用于治疗糖尿病的药剂及其制备方法和应用与流程

本发明涉及医药技术领域，具体而言，涉及一种用于治疗糖尿病的药剂及其制备方法和应用。

背景技术：

苦豆子又名西豆根、苦甘草、布亚，属于豆科槐属多年生草本或基部木质化植物(sophoraalopecuroidesl.)，其生长在荒漠、半荒漠、半固定沙丘和固定沙丘的碱性沙质土壤中，主要分布在中国的新疆、甘肃、青海、宁夏、内蒙古、陕西等省。苦豆子耐盐碱、耐贫瘠、耐干旱，是西北地区防风、固沙、抗盐碱侵蚀的重要植被。苦豆子全株味苦、性寒，具有清热燥湿、止痛等功效，主治痢疾、胃痛、湿疹、疮疖和顽癣等病症。西北地区部分省区已将苦豆子列入重点保护的道地药材，纳入国家《中药现代化科技产业行动计划》中。

■ **你的任务**
请根据摘录段落回答：苦豆子主要分布在中国的哪些省份？ 这些行与本题无关，不必理会。

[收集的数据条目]
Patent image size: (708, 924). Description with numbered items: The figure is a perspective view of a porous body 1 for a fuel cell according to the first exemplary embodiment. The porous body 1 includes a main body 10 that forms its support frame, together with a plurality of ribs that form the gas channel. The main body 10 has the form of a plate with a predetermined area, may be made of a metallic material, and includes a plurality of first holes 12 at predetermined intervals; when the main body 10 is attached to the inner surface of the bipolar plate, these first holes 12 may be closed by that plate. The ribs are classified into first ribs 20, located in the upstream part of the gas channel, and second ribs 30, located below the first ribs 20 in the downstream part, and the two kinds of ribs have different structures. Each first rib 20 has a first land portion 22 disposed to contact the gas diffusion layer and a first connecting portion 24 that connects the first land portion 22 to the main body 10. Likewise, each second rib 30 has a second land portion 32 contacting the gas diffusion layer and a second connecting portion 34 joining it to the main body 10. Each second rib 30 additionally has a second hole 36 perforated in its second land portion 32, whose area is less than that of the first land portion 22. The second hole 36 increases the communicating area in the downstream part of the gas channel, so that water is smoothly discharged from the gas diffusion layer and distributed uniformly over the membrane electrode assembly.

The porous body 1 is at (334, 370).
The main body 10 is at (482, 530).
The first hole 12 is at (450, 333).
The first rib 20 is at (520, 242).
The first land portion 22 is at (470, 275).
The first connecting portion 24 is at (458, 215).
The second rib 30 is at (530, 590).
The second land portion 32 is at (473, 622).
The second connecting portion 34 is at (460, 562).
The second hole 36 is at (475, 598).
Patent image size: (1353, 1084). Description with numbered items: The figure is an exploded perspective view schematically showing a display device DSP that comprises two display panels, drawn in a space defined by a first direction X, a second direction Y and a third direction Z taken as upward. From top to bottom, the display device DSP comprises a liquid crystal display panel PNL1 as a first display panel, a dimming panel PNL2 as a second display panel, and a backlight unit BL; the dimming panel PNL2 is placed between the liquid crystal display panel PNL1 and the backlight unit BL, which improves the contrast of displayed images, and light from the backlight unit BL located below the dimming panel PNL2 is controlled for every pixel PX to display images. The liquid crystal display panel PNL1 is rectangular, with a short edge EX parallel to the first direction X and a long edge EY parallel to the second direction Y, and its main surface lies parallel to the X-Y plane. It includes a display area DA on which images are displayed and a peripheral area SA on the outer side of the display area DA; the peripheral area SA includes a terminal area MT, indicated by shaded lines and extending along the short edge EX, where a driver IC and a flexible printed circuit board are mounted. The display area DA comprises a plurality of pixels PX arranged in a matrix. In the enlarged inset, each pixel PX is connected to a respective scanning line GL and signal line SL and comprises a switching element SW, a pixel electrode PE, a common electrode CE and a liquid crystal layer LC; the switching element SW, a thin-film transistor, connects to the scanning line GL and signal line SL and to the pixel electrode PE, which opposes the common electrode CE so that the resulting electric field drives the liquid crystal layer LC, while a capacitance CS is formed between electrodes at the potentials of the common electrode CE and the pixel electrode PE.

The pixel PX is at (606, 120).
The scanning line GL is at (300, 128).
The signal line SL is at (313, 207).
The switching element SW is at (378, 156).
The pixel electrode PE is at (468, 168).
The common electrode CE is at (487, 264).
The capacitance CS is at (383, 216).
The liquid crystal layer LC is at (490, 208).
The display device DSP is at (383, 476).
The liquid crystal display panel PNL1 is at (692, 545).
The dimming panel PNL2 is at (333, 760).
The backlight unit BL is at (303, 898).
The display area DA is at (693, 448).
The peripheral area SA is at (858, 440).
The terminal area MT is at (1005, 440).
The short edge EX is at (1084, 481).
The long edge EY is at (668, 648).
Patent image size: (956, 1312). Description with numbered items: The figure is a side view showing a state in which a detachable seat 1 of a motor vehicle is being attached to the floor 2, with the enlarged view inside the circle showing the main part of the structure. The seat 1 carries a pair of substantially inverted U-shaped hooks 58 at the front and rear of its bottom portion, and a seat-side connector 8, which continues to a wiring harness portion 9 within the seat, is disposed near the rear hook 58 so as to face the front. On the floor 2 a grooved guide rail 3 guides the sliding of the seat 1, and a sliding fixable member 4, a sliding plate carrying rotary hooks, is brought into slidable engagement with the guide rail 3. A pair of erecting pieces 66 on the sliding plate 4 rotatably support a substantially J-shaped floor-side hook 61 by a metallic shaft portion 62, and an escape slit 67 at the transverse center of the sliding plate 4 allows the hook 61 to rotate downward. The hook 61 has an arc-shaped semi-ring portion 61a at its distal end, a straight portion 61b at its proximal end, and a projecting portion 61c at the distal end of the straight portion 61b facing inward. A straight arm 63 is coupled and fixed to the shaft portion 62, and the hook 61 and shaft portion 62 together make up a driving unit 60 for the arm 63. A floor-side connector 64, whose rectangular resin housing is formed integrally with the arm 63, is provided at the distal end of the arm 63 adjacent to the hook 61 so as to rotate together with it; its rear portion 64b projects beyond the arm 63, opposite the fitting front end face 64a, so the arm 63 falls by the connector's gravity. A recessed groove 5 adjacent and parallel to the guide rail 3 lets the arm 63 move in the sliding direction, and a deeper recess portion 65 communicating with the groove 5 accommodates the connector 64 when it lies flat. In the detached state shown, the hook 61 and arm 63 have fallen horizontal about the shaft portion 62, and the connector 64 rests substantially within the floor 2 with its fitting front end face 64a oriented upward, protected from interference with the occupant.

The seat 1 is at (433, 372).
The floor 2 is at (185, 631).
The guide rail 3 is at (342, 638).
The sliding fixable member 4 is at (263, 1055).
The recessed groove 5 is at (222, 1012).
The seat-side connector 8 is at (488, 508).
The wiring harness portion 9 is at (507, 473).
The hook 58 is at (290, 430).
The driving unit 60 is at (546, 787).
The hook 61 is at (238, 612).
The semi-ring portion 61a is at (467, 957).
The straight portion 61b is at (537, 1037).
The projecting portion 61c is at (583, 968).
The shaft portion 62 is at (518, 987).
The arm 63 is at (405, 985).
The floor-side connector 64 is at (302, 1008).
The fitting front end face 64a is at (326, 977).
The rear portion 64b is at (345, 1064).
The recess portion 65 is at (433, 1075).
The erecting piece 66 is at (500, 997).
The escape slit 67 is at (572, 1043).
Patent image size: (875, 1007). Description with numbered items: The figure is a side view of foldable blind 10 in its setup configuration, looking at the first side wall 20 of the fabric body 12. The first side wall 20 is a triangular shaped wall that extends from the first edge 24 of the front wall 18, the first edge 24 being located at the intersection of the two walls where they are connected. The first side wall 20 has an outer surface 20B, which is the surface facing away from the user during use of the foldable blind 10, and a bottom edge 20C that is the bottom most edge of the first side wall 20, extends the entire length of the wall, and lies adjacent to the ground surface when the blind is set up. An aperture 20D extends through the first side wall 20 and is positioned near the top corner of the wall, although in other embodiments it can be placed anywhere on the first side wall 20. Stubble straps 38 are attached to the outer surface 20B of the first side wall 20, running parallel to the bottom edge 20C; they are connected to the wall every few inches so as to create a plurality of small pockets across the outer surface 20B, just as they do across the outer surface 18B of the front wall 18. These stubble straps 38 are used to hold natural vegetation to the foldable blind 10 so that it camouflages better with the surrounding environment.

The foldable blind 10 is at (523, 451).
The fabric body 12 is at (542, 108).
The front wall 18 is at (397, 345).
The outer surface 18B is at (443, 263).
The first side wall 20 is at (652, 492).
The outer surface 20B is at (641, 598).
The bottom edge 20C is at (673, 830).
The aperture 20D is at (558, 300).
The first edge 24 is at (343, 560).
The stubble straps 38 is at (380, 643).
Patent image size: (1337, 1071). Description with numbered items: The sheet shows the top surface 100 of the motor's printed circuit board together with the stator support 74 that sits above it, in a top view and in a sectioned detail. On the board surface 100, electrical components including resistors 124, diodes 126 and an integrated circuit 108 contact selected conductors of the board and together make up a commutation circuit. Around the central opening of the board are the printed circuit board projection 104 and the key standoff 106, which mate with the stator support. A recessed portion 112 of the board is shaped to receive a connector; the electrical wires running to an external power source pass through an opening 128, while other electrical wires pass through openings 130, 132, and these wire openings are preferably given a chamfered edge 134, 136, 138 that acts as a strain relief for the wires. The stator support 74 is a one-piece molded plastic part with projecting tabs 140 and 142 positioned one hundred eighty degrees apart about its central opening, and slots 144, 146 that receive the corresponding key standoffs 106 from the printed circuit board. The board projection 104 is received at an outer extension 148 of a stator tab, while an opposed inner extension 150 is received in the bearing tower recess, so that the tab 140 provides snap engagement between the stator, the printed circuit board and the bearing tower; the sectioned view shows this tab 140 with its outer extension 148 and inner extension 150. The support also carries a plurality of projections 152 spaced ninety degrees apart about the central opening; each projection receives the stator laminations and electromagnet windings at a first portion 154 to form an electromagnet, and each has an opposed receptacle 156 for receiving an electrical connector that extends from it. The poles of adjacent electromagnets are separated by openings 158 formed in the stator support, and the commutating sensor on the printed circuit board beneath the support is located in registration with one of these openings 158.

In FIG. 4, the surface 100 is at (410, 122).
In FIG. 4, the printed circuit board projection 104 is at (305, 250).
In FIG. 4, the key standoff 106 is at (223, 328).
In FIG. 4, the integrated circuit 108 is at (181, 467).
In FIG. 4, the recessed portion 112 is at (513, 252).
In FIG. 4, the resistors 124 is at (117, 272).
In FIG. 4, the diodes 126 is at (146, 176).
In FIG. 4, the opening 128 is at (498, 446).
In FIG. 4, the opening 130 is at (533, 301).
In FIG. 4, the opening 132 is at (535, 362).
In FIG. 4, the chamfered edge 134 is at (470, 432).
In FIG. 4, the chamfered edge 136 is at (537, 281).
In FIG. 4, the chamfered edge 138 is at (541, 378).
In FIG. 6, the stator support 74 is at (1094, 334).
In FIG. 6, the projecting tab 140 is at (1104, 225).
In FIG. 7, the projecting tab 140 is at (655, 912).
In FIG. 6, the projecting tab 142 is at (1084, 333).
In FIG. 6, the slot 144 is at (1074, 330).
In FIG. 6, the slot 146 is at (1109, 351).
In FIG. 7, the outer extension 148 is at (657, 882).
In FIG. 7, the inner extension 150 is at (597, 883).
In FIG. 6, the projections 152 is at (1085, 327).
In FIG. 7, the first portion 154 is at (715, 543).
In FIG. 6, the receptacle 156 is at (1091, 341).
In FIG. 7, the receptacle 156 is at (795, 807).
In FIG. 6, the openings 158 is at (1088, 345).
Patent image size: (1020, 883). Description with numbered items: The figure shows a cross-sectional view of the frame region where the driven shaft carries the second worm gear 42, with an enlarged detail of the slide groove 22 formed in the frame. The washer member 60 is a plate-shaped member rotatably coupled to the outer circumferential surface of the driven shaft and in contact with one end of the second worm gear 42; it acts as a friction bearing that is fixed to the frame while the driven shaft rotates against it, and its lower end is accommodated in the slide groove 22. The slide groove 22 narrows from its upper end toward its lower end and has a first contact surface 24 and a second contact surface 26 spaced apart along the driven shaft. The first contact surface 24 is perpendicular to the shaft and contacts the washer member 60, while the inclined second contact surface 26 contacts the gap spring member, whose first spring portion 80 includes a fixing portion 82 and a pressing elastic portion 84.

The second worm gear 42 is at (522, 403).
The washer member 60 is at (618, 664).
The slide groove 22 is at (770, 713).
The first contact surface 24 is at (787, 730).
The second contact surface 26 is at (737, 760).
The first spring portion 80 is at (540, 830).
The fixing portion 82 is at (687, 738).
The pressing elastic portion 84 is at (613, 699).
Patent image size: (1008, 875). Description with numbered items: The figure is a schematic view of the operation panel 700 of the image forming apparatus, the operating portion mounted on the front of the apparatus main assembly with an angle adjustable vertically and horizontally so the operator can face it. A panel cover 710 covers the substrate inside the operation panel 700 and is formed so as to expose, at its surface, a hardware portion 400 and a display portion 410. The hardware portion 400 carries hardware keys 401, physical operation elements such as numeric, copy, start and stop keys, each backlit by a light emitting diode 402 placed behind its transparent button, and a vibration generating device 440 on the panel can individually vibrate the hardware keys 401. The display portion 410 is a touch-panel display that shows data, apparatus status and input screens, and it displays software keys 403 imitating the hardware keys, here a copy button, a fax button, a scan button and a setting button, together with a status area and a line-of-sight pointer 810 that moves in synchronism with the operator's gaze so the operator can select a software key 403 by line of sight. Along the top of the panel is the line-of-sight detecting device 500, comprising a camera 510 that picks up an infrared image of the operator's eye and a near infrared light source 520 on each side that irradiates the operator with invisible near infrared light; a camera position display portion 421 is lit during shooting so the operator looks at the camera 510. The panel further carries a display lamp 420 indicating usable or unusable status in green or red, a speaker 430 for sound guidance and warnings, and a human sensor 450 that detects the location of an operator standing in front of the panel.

■ **问题解答**
新疆、甘肃、青海、宁夏、内蒙古、陕西等省。